* Start MATERIAL SUPPLIED *

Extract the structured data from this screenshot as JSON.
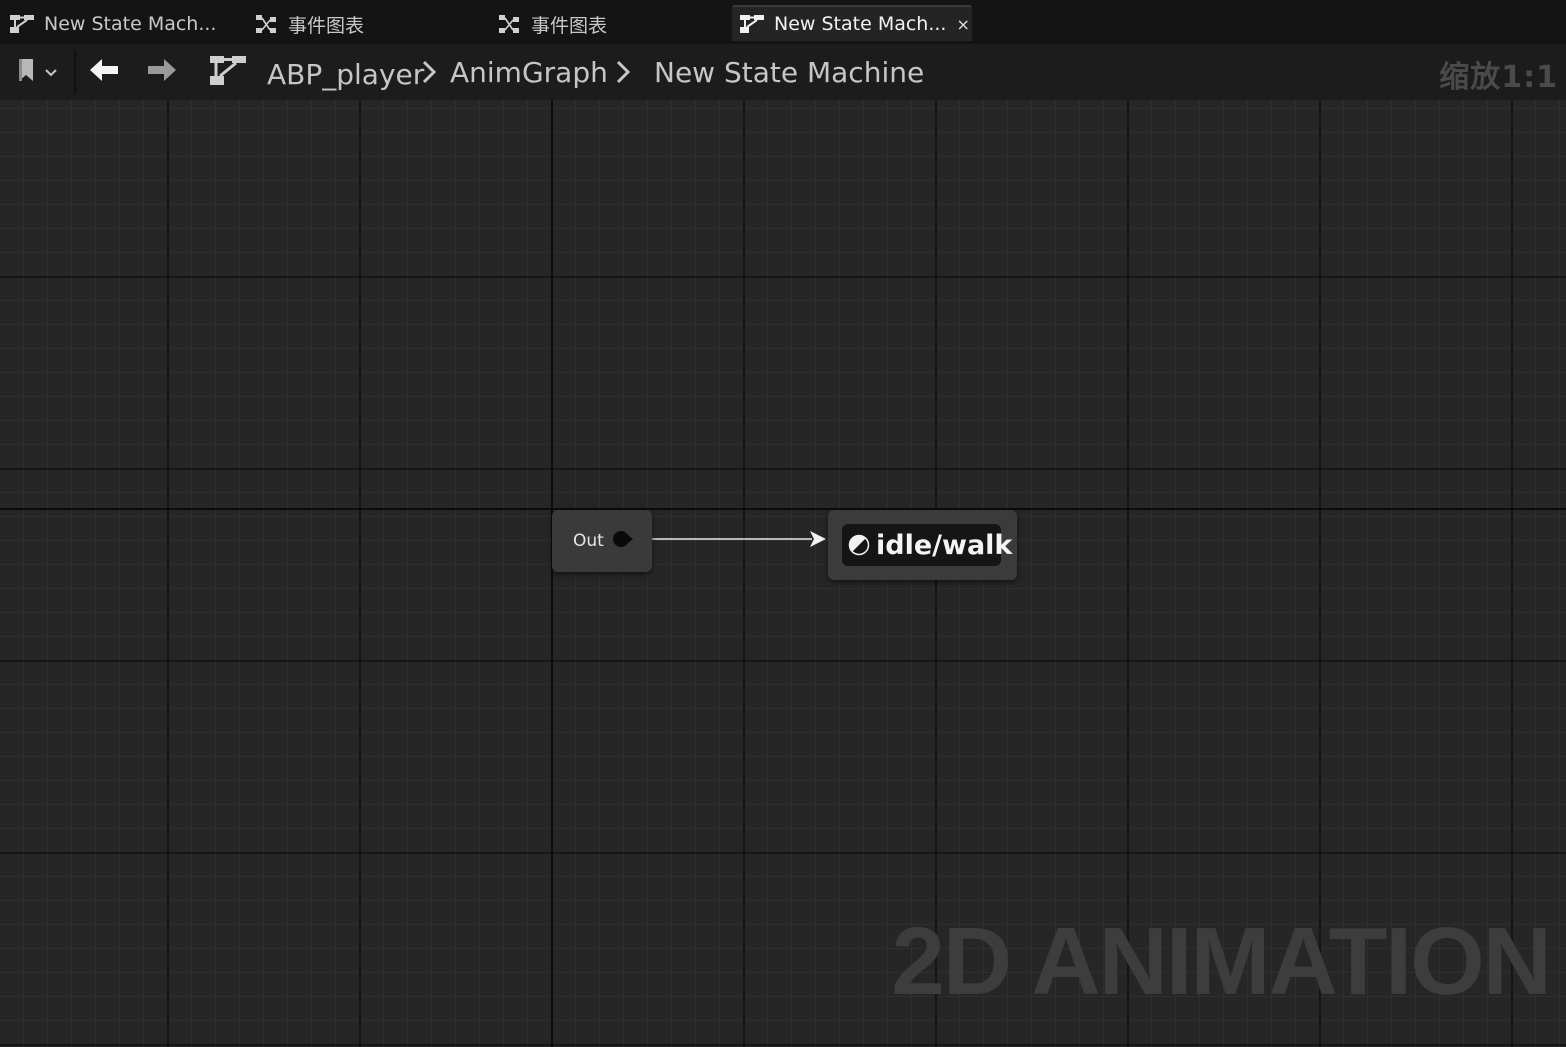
{
  "tabs": [
    {
      "label": "New State Mach...",
      "icon": "state-machine-icon",
      "active": false
    },
    {
      "label": "事件图表",
      "icon": "event-graph-icon",
      "active": false
    },
    {
      "label": "事件图表",
      "icon": "event-graph-icon",
      "active": false
    },
    {
      "label": "New State Mach...",
      "icon": "state-machine-icon",
      "active": true,
      "close": "×"
    }
  ],
  "toolbar": {
    "bookmark_icon": "bookmark-icon",
    "back_icon": "back-arrow-icon",
    "forward_icon": "forward-arrow-icon",
    "graph_icon": "state-machine-icon",
    "breadcrumbs": [
      "ABP_player",
      "AnimGraph",
      "New State Machine"
    ],
    "zoom": "缩放1:1"
  },
  "graph": {
    "entry_node": {
      "label": "Out"
    },
    "state_node": {
      "name": "idle/walk",
      "icon": "state-icon"
    }
  },
  "watermark": "2D ANIMATION",
  "colors": {
    "background": "#262626",
    "tabbar": "#141414",
    "node": "#3a3a3a",
    "node_inner": "#151515"
  }
}
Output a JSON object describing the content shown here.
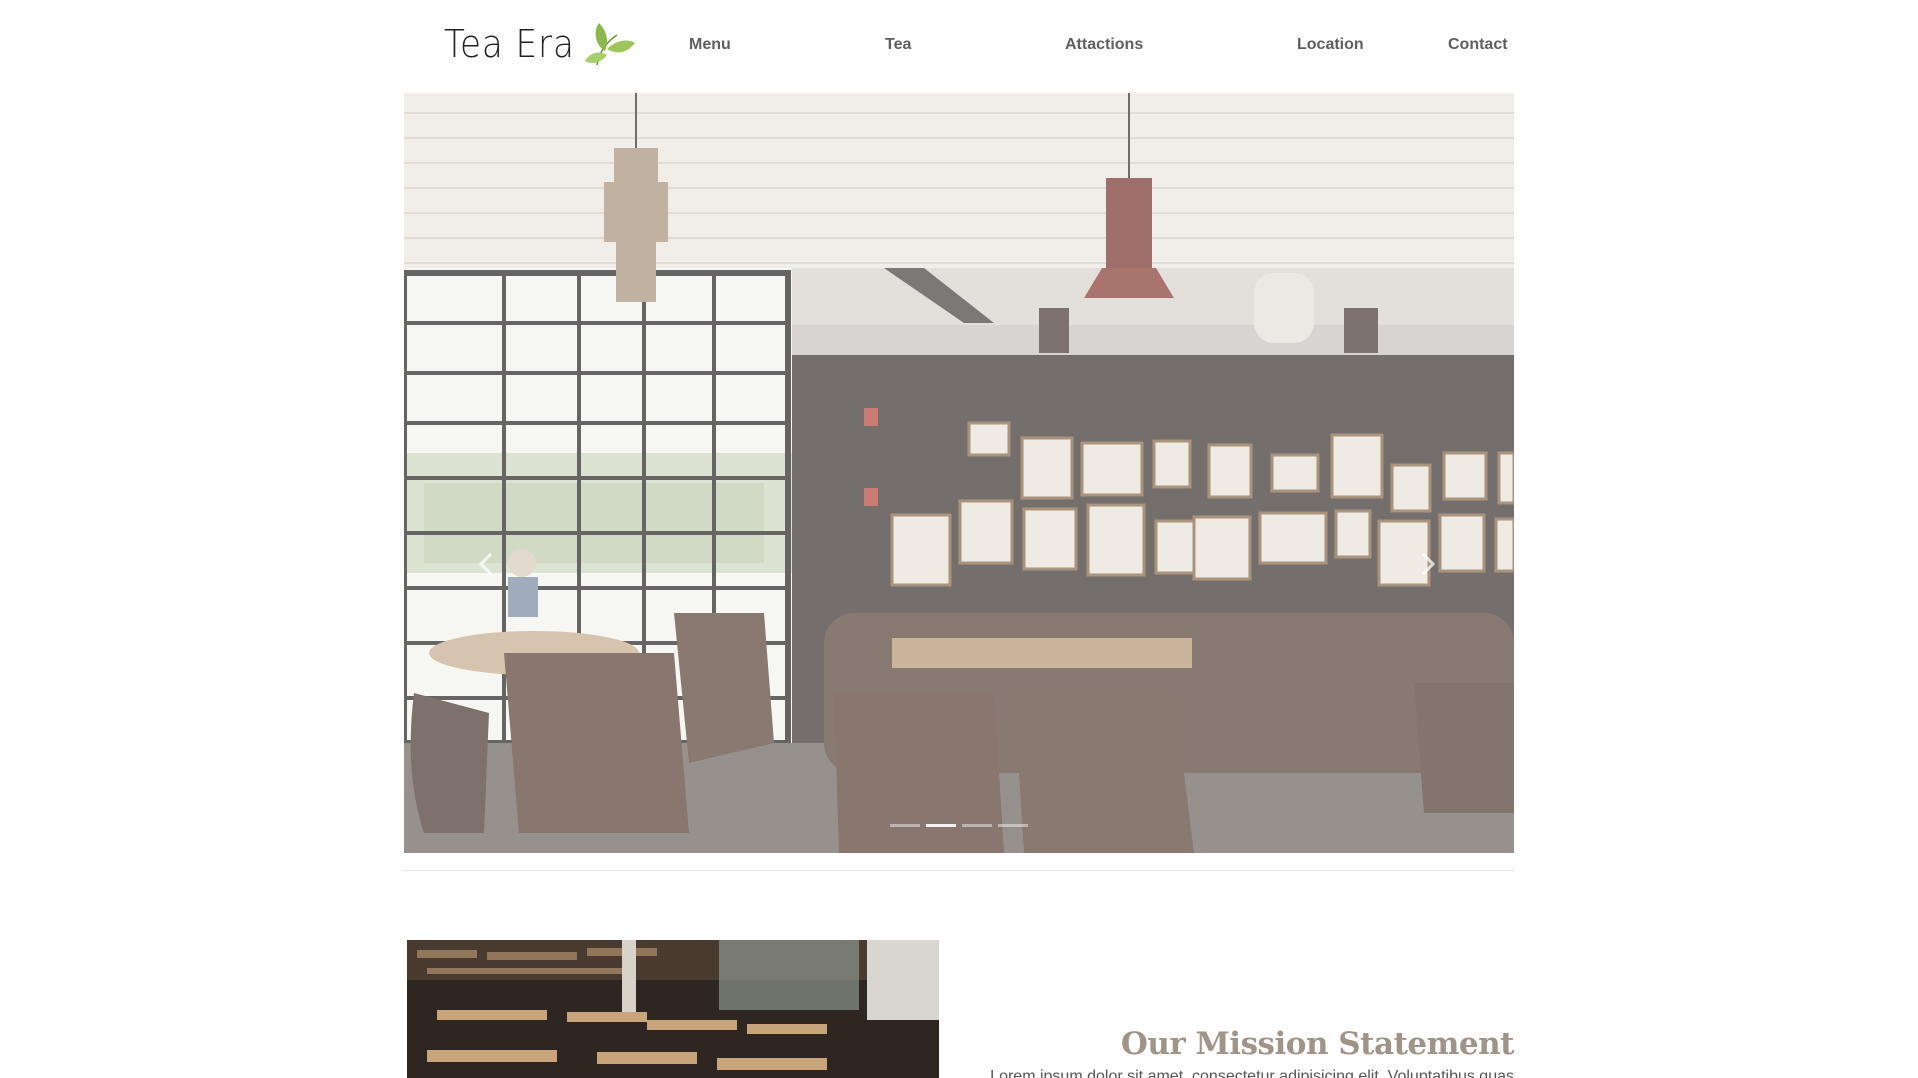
{
  "brand": {
    "logo_text": "Tea Era",
    "logo_icon": "tea-leaf-icon",
    "leaf_color": "#8bb84a"
  },
  "nav": {
    "items": [
      {
        "label": "Menu"
      },
      {
        "label": "Tea"
      },
      {
        "label": "Attactions"
      },
      {
        "label": "Location"
      },
      {
        "label": "Contact"
      }
    ]
  },
  "carousel": {
    "prev_icon": "chevron-left-icon",
    "next_icon": "chevron-right-icon",
    "slide_count": 4,
    "active_slide": 2
  },
  "mission": {
    "title": "Our Mission Statement",
    "body": "Lorem ipsum dolor sit amet, consectetur adipisicing elit. Voluptatibus quas",
    "title_color": "#a09488"
  }
}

* End MATERIAL SUPPLIED *

TO DO =>
Collect, from the material above, every line containing the word "icon".

EXERCISE SOLUTION =>
      "icon": "state-machine-icon",
      "icon": "event-graph-icon",
      "icon": "event-graph-icon",
      "icon": "state-machine-icon",
    "bookmark_icon": "bookmark-icon",
    "back_icon": "back-arrow-icon",
    "forward_icon": "forward-arrow-icon",
    "graph_icon": "state-machine-icon",
      "icon": "state-icon"
    "logo_icon": "tea-leaf-icon",
    "prev_icon": "chevron-left-icon",
    "next_icon": "chevron-right-icon",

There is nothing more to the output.